TAREA ASIGNADA: Explica, en una o dos oraciones, por qué el fragmento de lectura sobre la letra del himno afirma que el nuevo himno oficial nacería condenado a protagonizar momentos fríos y de solemnidad forzada.

***** FRAGMENTO DE LECTURA *****

La versión descartada ayer por el Comité Olímpico Español no gustó a casi nadie. Pero la pregunta es otra: ¿acaso es posible dar con una letra que recabe el apoyo cualificado, y a poder ser entusiasta, que requeriría un símbolo de rango constitucional? Quizás sirviera para que los deportistas de élite lo canten en los Juegos Olímpicos de Pekín (aunque no todos lo harían). Y para los programas televisivos traviesos, cuya obligación es poner a prueba el conocimiento de las nuevas estrofas de los próceres nacionales. Pero la noticia sería siempre, de aquí a unos años al menos, quiénes lo cantaban o dejaban de cantarlo. Una anécdota, y poco más.

Dado el procedimiento dudoso y cuasi administrativo acordado para elegir una letra, el nuevo himno oficial nacerá, de seguir adelante con el proceso, condenado a protagonizar momentos fríos, de una solemnidad forzada y encorsetada. Lejos, en todo caso, del eco universal de una canción francesa, nacida en el fragor de la marcha de unos voluntarios marselleses contra el invasor austriaco, que retumba en un Café Americano en una Casablanca cinematográfica. ¿A quién le importa que en su belicista literalidad hable de mujeres degolladas? O del poema que un tal Francis Scott Key compuso en 1812 ante las ruinas de un fuerte bombardeado por los británicos en la Bahía de Chesapeake, 'The Star-Spangled Banner', versioneado por el cantante soul Marvin Gaye, en la final de la NBA de 1983.

***** ENTRADAS DADAS *****

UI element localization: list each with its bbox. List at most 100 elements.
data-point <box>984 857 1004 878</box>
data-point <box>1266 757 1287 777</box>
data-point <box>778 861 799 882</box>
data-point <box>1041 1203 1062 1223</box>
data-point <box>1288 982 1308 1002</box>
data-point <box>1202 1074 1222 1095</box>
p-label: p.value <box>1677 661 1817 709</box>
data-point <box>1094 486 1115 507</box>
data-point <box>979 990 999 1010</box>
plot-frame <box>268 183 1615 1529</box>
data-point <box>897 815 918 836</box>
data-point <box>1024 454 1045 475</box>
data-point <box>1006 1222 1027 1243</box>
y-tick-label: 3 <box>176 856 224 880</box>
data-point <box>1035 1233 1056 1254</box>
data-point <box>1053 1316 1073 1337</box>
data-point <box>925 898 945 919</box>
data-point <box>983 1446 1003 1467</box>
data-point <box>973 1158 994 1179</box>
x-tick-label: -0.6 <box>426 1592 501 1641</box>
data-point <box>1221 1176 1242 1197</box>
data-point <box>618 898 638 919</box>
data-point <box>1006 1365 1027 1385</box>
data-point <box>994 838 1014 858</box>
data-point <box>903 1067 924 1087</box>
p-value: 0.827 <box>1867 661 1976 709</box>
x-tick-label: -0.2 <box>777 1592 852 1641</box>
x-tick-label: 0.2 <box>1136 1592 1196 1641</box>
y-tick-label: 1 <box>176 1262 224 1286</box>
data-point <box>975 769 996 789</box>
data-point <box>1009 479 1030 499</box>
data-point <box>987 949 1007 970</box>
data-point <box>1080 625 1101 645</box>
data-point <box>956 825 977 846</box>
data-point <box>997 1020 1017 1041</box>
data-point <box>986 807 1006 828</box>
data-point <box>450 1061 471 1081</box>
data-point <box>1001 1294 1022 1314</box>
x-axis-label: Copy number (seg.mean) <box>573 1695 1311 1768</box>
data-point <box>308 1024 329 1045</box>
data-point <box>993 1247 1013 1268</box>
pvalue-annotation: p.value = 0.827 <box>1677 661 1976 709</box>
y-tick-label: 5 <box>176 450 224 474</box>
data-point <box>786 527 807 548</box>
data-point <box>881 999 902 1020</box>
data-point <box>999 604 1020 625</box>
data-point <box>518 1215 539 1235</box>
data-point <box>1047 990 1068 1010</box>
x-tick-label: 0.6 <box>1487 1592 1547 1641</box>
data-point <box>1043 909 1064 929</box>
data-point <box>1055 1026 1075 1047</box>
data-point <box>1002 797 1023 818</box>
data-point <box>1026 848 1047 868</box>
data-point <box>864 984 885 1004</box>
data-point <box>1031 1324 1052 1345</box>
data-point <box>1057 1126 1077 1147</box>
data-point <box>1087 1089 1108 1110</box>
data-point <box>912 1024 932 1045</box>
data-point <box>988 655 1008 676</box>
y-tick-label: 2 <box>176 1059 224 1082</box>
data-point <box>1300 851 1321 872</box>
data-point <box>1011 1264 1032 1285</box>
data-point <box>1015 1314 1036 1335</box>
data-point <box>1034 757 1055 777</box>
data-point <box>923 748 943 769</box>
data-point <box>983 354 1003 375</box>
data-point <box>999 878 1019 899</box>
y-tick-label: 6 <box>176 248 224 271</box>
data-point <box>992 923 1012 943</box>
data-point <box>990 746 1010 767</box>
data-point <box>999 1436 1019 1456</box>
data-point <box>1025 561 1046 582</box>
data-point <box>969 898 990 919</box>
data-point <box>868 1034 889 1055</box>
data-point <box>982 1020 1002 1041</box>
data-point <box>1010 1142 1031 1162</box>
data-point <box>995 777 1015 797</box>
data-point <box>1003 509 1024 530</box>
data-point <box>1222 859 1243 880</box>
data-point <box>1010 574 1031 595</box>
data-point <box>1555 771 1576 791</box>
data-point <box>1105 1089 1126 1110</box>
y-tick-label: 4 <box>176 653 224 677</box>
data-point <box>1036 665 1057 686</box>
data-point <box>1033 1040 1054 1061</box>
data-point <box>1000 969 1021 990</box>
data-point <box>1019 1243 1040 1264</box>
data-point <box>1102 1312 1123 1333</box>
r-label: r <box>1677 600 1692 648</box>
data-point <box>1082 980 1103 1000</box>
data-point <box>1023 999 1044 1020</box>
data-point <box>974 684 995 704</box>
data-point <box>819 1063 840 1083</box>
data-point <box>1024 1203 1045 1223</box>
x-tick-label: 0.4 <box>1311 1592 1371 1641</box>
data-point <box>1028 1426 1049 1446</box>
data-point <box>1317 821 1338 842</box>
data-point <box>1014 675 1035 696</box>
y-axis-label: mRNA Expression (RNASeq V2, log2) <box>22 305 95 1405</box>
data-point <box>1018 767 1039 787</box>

*****

SOLUCIÓN DEL EJERCICIO: Porque el procedimiento acordado para elegir la letra es dudoso y cuasi administrativo, y de seguir adelante con ese proceso el himno nacería marcado por una solemnidad forzada y encorsetada.